- What to work on -
Below are the records; pull every line that includes "produzione".

- Entries shown -
## Start
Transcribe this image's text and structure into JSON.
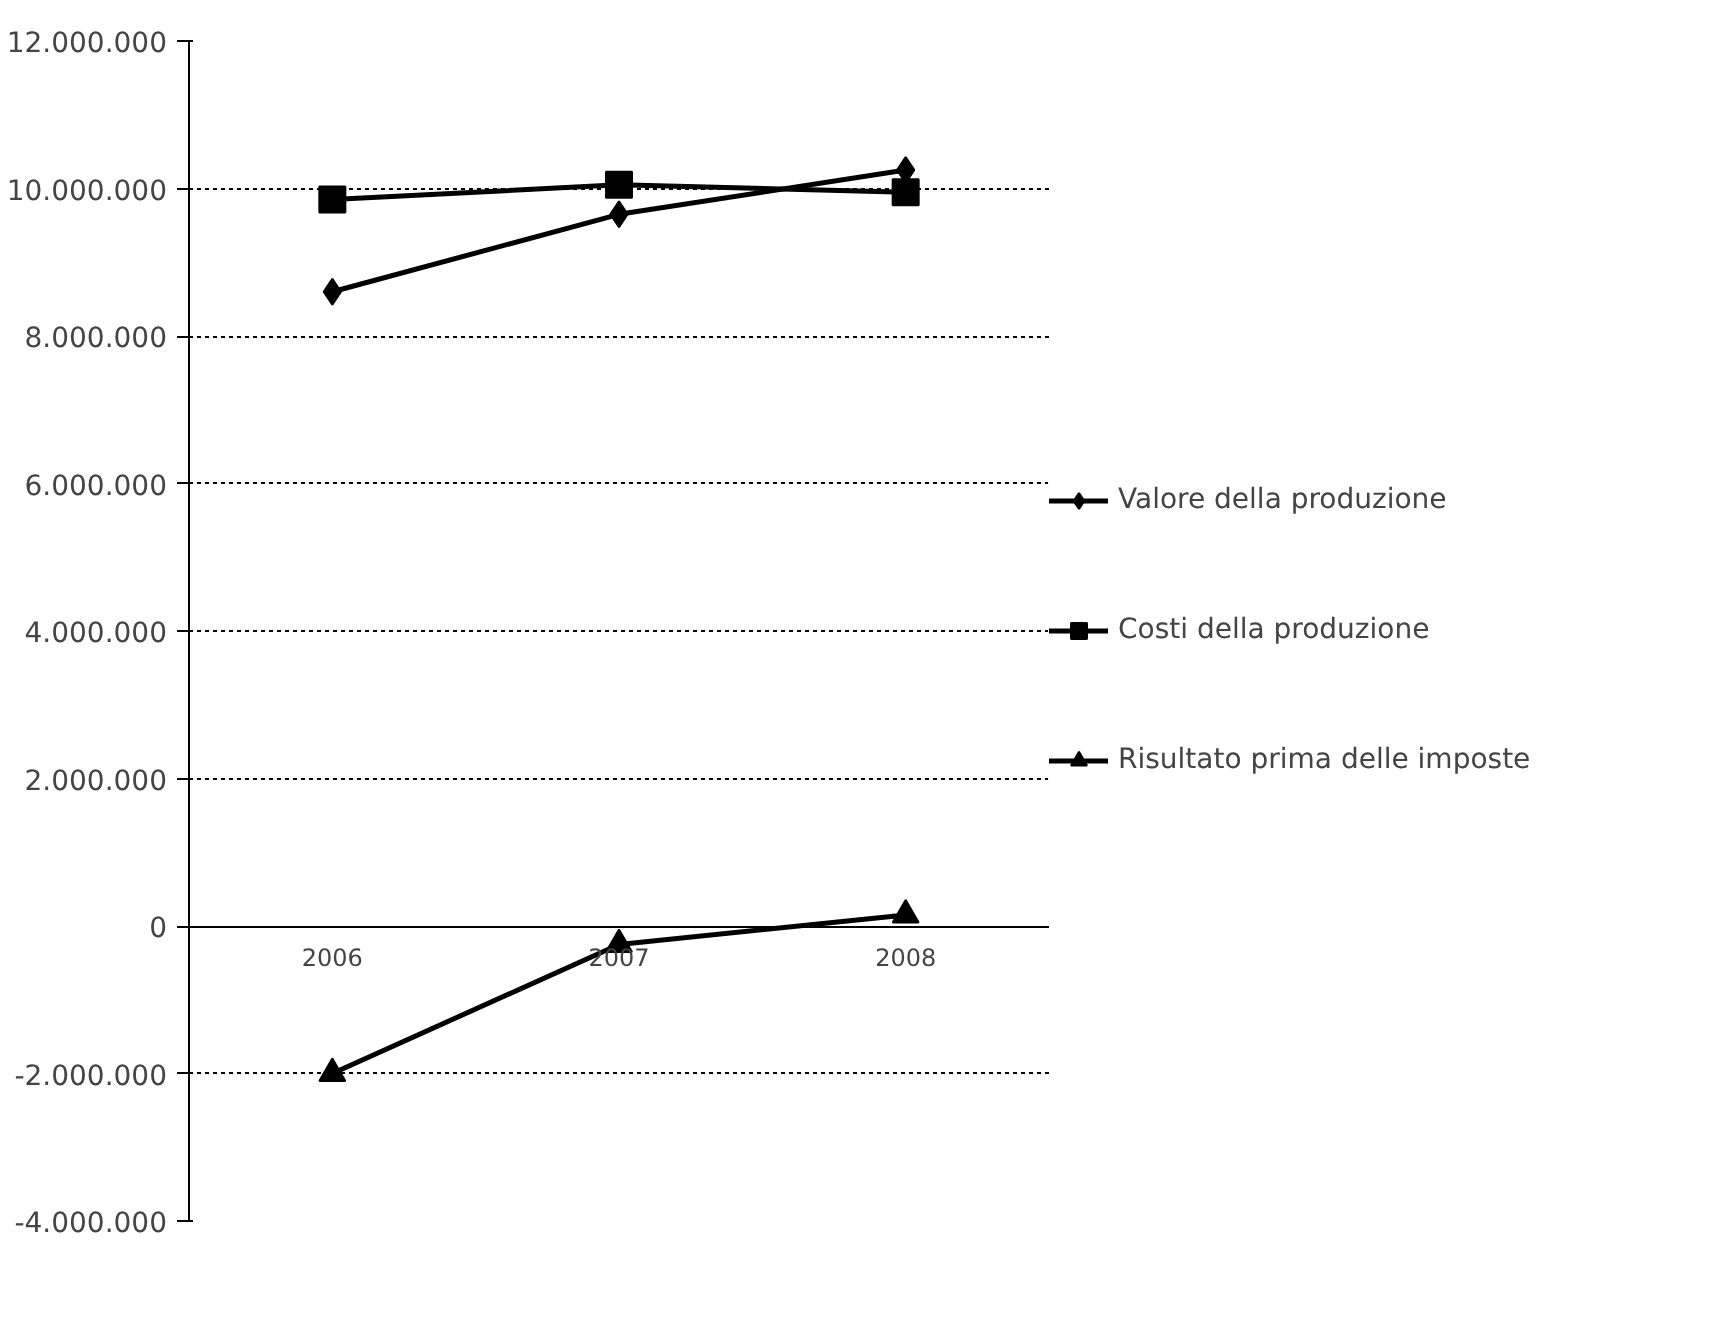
{
  "chart_data": {
    "type": "line",
    "categories": [
      "2006",
      "2007",
      "2008"
    ],
    "series": [
      {
        "name": "Valore della produzione",
        "color": "#000000",
        "marker": "diamond",
        "values": [
          8600000,
          9650000,
          10250000
        ]
      },
      {
        "name": "Costi della produzione",
        "color": "#000000",
        "marker": "square",
        "values": [
          9850000,
          10050000,
          9950000
        ]
      },
      {
        "name": "Risultato prima delle imposte",
        "color": "#000000",
        "marker": "triangle",
        "values": [
          -2000000,
          -250000,
          150000
        ]
      }
    ],
    "ylim": [
      -4000000,
      12000000
    ],
    "yticks": [
      {
        "value": -4000000,
        "label": "-4.000.000"
      },
      {
        "value": -2000000,
        "label": "-2.000.000"
      },
      0,
      {
        "value": 2000000,
        "label": "2.000.000"
      },
      {
        "value": 4000000,
        "label": "4.000.000"
      },
      {
        "value": 6000000,
        "label": "6.000.000"
      },
      {
        "value": 8000000,
        "label": "8.000.000"
      },
      {
        "value": 10000000,
        "label": "10.000.000"
      },
      {
        "value": 12000000,
        "label": "12.000.000"
      }
    ],
    "grid": "y",
    "legend": "right",
    "line_style": "solid"
  }
}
## End
- Written answer -
        "name": "Valore della produzione",
        "name": "Costi della produzione",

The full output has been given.